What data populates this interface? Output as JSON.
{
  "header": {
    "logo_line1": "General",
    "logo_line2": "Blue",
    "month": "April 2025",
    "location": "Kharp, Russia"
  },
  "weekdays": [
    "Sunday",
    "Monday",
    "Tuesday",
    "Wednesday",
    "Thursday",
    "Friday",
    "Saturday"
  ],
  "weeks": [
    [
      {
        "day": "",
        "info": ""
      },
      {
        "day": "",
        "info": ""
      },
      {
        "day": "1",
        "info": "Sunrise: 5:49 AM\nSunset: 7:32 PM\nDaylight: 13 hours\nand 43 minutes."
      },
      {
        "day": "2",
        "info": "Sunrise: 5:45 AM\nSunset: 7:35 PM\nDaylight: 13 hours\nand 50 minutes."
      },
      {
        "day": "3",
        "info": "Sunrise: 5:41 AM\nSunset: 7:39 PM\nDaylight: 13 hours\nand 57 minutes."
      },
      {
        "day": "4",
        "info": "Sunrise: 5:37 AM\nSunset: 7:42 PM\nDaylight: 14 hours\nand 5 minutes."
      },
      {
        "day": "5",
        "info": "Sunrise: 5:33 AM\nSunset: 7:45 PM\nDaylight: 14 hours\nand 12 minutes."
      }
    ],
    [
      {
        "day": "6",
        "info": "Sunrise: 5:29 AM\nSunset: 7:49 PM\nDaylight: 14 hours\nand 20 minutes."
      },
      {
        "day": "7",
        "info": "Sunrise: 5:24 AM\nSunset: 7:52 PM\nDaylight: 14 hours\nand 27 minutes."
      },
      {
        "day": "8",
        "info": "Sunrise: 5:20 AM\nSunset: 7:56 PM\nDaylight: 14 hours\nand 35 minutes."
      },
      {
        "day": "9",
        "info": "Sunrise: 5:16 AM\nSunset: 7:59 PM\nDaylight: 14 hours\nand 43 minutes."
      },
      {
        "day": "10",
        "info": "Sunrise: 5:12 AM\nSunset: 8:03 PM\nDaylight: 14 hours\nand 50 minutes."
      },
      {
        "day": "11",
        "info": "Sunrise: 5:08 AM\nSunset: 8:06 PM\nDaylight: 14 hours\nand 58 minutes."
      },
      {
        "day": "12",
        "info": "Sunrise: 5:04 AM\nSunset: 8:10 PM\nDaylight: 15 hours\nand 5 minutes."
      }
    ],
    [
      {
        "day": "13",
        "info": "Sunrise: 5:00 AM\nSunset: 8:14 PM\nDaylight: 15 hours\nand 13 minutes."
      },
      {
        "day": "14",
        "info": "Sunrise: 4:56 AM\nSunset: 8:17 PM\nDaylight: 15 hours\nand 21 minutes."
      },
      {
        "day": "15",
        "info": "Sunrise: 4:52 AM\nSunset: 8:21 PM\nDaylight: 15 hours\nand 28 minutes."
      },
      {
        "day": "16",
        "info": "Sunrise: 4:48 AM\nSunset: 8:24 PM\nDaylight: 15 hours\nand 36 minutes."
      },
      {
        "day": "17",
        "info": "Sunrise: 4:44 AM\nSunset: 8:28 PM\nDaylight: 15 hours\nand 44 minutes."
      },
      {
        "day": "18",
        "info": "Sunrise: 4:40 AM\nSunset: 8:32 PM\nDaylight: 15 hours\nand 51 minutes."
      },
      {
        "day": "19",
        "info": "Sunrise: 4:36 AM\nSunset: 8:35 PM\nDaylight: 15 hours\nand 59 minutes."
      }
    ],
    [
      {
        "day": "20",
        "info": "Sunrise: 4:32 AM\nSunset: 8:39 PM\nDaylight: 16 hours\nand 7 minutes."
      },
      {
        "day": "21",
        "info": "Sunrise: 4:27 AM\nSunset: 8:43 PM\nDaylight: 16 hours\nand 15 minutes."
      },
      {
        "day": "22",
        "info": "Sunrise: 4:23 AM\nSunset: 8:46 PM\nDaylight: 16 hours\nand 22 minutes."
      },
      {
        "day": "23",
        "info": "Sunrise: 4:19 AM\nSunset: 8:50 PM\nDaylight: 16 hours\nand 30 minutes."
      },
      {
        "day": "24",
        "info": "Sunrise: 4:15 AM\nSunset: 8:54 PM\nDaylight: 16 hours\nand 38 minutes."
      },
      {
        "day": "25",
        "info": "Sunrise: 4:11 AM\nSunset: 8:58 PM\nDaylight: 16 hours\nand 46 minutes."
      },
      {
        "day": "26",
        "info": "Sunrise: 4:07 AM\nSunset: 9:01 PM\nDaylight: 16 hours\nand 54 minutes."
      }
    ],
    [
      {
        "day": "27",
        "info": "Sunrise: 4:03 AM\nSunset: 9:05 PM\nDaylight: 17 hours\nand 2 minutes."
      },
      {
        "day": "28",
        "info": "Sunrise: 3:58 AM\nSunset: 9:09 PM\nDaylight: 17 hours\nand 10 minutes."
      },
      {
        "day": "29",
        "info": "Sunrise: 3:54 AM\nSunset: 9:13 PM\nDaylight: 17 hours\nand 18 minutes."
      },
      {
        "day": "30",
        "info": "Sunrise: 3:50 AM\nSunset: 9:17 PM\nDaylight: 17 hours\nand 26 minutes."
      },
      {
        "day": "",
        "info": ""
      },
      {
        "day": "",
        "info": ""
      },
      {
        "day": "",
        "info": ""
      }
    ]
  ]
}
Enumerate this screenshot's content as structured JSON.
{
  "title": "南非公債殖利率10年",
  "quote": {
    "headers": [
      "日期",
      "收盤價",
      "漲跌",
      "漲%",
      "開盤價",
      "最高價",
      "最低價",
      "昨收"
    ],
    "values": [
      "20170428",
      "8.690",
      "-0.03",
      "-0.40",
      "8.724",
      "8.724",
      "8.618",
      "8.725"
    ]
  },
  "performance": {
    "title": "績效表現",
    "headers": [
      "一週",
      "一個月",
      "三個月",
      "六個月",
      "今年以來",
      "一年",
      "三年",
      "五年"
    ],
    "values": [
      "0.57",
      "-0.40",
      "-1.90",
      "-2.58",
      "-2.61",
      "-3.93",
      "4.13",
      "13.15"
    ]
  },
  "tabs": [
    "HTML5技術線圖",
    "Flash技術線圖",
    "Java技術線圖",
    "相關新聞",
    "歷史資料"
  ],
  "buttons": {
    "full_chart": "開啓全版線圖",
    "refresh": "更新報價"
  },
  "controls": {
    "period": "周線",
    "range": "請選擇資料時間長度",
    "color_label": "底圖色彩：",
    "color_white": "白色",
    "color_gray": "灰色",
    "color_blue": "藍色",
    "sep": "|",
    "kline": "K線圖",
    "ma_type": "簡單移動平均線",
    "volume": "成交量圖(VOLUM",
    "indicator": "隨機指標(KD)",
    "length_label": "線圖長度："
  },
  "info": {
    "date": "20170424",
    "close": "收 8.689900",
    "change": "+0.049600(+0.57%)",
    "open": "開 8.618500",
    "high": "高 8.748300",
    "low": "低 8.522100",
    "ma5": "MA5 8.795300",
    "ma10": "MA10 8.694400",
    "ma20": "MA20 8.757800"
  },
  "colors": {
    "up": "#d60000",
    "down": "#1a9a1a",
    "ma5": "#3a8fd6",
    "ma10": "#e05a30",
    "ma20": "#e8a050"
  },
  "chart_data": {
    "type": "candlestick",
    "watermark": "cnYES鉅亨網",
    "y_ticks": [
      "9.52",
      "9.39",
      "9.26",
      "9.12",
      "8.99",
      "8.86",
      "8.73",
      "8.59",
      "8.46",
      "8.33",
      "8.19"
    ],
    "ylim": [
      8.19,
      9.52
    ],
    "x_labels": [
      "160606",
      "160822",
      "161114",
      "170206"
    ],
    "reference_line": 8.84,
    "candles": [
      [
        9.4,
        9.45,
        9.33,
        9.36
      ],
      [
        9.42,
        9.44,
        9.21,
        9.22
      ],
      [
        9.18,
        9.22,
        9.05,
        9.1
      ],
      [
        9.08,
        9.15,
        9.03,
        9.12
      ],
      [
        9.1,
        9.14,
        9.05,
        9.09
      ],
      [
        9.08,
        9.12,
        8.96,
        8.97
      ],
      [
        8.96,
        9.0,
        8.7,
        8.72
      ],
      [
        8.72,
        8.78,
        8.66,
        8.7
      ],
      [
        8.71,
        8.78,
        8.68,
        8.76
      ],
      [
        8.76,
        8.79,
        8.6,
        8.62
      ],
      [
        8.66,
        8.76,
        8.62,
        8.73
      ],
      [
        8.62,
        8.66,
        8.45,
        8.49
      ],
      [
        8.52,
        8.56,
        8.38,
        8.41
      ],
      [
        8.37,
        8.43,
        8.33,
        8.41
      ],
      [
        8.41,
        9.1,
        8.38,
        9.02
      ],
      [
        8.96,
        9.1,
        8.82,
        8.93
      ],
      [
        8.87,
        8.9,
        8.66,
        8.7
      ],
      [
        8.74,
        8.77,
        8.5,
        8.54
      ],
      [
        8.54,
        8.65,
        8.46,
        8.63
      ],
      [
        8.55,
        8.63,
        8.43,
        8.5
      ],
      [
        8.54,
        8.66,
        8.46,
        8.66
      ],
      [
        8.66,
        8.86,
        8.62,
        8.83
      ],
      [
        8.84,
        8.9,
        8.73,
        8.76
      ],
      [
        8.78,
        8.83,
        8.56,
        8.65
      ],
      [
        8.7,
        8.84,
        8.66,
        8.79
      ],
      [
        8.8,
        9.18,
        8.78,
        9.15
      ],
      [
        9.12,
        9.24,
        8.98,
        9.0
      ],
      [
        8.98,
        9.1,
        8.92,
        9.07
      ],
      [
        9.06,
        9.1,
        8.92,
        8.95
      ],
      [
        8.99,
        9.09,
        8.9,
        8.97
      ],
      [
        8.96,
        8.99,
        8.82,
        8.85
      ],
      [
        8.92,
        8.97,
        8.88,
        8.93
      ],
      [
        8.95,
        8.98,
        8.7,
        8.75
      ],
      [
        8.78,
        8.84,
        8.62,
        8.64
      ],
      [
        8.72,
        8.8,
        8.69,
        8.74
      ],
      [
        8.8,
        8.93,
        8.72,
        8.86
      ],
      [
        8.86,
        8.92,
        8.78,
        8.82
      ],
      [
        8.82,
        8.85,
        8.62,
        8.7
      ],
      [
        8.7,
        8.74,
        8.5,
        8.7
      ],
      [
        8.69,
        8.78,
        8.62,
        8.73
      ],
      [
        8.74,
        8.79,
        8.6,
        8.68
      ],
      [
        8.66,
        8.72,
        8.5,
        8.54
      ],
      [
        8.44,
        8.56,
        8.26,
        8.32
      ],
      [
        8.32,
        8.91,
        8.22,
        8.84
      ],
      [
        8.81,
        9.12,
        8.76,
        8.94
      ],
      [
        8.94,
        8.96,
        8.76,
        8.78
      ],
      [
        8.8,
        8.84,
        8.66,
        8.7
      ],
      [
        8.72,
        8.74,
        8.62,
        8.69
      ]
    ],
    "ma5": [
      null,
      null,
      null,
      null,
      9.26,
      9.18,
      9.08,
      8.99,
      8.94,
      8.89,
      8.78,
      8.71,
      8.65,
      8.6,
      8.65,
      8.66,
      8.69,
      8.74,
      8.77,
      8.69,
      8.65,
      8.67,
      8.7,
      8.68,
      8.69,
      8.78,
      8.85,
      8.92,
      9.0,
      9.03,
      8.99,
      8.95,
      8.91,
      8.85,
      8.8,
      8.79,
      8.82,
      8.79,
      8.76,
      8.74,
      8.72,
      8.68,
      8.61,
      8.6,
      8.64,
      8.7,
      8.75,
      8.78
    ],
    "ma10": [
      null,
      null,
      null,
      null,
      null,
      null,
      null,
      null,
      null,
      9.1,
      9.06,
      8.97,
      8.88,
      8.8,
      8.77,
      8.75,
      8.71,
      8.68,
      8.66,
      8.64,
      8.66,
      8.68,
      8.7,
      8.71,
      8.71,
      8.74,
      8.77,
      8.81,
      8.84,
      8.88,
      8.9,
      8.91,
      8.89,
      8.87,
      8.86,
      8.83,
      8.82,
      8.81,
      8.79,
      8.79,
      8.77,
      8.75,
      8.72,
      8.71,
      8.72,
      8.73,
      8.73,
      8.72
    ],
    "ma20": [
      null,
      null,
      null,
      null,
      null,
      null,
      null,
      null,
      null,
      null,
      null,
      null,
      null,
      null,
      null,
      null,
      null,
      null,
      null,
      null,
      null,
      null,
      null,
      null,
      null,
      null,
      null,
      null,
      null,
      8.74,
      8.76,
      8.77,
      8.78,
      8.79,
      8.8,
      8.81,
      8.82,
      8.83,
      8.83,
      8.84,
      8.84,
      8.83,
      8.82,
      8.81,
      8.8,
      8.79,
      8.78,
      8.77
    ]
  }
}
--------
▶ **JOB**
Every line above that contains the word "this" should be reported.

▶ **ANSWER**
What data populates this interface? Output as JSON.
Enumerate this screenshot's content as structured JSON.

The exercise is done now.